### Set exercise:
Reproduce each line bearing the word "grow".

(Extracted records)
===============

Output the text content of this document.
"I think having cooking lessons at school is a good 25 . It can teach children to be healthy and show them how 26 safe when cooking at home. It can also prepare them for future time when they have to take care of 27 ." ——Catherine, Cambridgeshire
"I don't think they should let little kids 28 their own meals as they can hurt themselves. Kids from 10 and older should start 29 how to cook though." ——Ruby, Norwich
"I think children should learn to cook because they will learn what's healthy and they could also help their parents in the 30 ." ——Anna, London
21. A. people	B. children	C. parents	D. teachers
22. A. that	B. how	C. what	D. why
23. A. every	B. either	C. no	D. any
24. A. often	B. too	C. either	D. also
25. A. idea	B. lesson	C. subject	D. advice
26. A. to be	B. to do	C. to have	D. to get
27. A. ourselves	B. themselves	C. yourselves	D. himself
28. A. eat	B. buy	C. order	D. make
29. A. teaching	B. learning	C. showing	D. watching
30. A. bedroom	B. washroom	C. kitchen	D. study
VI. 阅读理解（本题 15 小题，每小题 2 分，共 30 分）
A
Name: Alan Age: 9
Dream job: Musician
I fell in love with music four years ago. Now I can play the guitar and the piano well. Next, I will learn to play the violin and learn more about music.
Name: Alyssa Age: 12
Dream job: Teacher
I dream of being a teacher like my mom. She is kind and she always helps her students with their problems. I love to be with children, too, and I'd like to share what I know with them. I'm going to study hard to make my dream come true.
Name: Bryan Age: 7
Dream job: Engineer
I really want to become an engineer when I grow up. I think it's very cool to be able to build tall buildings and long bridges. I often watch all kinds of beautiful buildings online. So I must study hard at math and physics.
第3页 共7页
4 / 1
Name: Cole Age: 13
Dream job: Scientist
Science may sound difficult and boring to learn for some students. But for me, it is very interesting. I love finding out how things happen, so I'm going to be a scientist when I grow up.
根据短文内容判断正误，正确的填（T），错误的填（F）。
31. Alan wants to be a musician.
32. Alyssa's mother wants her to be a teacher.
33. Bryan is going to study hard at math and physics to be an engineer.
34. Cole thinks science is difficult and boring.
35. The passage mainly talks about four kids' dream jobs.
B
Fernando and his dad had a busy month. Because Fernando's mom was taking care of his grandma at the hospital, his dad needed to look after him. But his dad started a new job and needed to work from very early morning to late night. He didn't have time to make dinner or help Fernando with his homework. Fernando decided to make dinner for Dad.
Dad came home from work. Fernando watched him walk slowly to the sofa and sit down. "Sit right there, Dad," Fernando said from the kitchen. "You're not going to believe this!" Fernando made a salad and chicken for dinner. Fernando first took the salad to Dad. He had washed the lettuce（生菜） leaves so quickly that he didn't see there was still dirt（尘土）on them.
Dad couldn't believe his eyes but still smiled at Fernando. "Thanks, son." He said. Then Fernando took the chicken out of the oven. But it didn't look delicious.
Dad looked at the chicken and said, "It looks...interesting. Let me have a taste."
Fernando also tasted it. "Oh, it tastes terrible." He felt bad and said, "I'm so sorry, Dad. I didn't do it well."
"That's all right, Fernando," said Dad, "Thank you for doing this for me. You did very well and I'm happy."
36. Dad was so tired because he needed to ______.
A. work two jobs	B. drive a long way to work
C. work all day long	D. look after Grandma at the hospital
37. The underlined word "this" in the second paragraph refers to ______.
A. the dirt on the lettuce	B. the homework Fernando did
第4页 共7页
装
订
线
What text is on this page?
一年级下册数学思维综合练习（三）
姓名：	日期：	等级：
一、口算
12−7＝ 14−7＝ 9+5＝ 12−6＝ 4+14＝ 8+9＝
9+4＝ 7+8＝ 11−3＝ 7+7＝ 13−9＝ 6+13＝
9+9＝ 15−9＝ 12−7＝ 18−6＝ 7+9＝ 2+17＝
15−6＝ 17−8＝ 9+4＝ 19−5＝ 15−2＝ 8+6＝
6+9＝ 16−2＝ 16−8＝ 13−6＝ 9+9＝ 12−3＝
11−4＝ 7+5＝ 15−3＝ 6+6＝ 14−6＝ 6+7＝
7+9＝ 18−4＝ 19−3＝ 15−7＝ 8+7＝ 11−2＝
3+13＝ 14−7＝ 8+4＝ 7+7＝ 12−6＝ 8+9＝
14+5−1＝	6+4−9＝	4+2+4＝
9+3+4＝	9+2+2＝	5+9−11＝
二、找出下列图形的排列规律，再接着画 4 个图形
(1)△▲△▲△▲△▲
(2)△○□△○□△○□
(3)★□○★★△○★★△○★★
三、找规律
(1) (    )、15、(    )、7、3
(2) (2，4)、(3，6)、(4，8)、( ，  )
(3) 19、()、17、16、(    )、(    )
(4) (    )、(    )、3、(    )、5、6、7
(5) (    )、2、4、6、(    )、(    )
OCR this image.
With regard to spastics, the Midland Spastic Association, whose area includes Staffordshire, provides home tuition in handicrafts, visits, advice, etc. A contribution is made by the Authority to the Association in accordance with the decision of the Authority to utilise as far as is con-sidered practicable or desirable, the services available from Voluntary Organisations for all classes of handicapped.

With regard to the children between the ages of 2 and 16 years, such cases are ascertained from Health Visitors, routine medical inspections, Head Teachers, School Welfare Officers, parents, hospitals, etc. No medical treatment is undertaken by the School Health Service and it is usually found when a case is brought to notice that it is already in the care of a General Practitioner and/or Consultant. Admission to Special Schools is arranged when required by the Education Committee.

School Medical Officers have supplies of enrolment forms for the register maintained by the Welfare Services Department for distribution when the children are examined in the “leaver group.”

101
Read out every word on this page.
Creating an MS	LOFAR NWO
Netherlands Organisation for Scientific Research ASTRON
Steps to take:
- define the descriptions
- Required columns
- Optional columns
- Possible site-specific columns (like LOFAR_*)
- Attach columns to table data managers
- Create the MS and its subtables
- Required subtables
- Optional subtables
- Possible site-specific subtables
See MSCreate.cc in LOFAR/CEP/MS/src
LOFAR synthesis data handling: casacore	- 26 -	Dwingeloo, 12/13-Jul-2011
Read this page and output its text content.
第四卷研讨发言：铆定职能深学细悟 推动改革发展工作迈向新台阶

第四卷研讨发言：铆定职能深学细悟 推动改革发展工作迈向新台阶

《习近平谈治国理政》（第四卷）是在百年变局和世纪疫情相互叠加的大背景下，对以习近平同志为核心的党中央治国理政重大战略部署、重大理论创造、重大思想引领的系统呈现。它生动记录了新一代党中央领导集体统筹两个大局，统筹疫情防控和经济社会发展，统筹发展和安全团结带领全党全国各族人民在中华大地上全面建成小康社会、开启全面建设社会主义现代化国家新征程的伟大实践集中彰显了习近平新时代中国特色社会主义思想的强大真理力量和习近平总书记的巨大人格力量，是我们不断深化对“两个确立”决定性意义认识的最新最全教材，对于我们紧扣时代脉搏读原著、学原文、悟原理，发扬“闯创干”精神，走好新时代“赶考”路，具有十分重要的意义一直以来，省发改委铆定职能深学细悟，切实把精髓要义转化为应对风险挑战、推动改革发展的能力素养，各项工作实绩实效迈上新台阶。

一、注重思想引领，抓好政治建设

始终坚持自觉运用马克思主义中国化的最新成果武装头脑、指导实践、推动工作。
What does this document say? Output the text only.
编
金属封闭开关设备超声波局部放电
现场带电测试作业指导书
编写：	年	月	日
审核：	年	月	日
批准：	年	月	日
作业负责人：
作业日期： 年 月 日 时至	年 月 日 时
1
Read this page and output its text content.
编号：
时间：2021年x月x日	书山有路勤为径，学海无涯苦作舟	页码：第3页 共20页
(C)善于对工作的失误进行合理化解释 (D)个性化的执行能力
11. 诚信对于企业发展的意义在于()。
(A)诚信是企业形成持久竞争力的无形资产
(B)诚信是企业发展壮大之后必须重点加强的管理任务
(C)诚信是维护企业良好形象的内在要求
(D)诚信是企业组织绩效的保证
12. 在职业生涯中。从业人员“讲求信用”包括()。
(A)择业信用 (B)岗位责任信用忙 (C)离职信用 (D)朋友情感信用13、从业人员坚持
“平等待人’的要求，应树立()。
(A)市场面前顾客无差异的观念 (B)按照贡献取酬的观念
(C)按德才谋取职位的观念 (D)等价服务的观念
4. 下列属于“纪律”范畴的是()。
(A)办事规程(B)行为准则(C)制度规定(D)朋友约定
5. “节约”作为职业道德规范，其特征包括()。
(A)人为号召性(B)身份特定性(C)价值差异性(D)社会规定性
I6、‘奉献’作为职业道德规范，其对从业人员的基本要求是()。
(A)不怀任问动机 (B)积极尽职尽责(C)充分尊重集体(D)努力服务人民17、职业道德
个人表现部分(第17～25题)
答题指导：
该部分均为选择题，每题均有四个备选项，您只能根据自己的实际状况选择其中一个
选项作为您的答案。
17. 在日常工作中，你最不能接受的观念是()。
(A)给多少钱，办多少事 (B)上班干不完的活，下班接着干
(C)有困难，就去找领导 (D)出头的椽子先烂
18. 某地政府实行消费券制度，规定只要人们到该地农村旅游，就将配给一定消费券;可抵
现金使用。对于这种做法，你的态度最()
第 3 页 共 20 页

===============

### Solution to this exercise:
I really want to become an engineer when I grow up. I think it's very cool to be able to build tall buildings and long bridges. I often watch all kinds of beautiful buildings online. So I must study hard at math and physics.
Science may sound difficult and boring to learn for some students. But for me, it is very interesting. I love finding out how things happen, so I'm going to be a scientist when I grow up.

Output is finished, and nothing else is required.